WRITTEN INSTRUCTION. Faithfully return all lines, omitting every embedded picture.

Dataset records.
^^^^^^^^^^^^^^^^
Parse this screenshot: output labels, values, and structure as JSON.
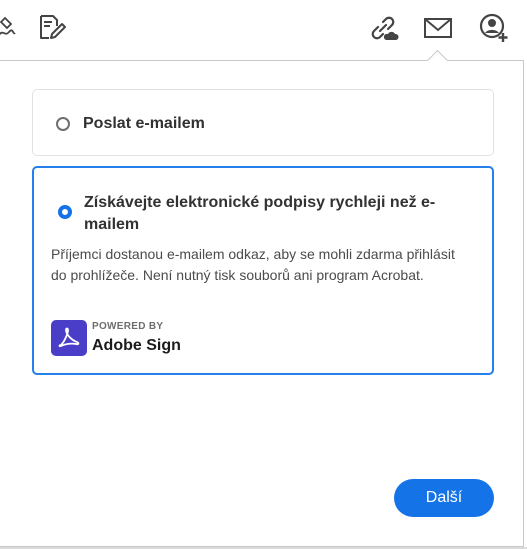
{
  "toolbar": {
    "icons": [
      "sign-icon",
      "edit-document-icon",
      "link-cloud-icon",
      "email-icon",
      "add-user-icon"
    ]
  },
  "options": {
    "email": {
      "label": "Poslat e-mailem",
      "selected": false
    },
    "sign": {
      "label": "Získávejte elektronické podpisy rychleji než e-mailem",
      "description": "Příjemci dostanou e-mailem odkaz, aby se mohli zdarma přihlásit do prohlížeče. Není nutný tisk souborů ani program Acrobat.",
      "selected": true,
      "powered_by": "POWERED BY",
      "brand": "Adobe Sign"
    }
  },
  "next_button": {
    "label": "Další"
  },
  "colors": {
    "accent": "#1473e6",
    "border_selected": "#2680eb",
    "adobe_sign_logo": "#4a3ec8"
  }
}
^^^^^^^^^^^^^^^^
EXERCISE RESPONSE.
Parse this screenshot: output labels, values, and structure as JSON.
{
  "toolbar": {
    "icons": [
      "sign-icon",
      "edit-document-icon",
      "link-cloud-icon",
      "email-icon",
      "add-user-icon"
    ]
  },
  "options": {
    "email": {
      "label": "Poslat e-mailem",
      "selected": false
    },
    "sign": {
      "label": "Získávejte elektronické podpisy rychleji než e-mailem",
      "description": "Příjemci dostanou e-mailem odkaz, aby se mohli zdarma přihlásit do prohlížeče. Není nutný tisk souborů ani program Acrobat.",
      "selected": true,
      "powered_by": "POWERED BY",
      "brand": "Adobe Sign"
    }
  },
  "next_button": {
    "label": "Další"
  },
  "colors": {
    "accent": "#1473e6",
    "border_selected": "#2680eb",
    "adobe_sign_logo": "#4a3ec8"
  }
}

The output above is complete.